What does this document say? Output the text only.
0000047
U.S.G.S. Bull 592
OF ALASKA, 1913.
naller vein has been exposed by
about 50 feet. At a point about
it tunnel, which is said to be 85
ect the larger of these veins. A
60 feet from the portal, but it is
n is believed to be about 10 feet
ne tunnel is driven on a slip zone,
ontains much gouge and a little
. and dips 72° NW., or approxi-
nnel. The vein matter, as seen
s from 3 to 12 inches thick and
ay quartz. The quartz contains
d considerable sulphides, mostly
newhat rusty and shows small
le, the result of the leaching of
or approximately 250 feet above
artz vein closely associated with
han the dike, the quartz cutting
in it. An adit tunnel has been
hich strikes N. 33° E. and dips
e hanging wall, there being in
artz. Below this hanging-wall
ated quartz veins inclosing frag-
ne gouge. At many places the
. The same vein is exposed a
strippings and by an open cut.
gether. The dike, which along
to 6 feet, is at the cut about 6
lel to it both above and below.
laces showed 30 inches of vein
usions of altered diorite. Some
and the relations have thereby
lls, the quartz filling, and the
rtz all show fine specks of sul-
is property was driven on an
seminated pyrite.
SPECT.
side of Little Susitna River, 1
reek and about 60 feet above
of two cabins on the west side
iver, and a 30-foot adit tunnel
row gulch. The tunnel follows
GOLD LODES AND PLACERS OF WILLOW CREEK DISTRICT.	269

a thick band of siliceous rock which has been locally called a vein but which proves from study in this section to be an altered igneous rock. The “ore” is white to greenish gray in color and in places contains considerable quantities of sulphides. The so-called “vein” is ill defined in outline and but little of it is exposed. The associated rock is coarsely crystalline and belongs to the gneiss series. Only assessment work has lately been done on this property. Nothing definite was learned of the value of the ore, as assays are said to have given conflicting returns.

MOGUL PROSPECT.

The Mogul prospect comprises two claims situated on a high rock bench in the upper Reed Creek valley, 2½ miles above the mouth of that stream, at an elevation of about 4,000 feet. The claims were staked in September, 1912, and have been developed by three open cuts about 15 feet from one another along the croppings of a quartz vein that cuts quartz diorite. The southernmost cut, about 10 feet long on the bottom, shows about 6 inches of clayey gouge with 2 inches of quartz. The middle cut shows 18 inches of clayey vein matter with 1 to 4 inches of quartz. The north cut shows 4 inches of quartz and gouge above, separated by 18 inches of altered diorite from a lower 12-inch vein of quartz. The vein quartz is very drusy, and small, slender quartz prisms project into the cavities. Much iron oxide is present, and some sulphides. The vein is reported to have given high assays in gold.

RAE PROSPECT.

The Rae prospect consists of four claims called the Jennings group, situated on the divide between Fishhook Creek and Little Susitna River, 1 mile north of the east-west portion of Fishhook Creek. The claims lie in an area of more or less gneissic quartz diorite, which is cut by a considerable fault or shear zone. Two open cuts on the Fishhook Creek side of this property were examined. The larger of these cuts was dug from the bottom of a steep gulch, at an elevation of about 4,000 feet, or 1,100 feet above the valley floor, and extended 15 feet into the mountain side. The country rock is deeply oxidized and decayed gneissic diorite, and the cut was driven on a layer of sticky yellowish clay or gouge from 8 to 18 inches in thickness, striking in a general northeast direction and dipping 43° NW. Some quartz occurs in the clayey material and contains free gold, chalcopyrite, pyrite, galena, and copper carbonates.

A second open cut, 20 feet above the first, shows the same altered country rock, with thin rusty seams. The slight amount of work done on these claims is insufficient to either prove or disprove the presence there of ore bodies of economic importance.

□ □ □ □ □

Problem to solve: Search the material for the word "veins" and copy each line where it occurs.

Task response:
ect the larger of these veins. A
ated quartz veins inclosing frag-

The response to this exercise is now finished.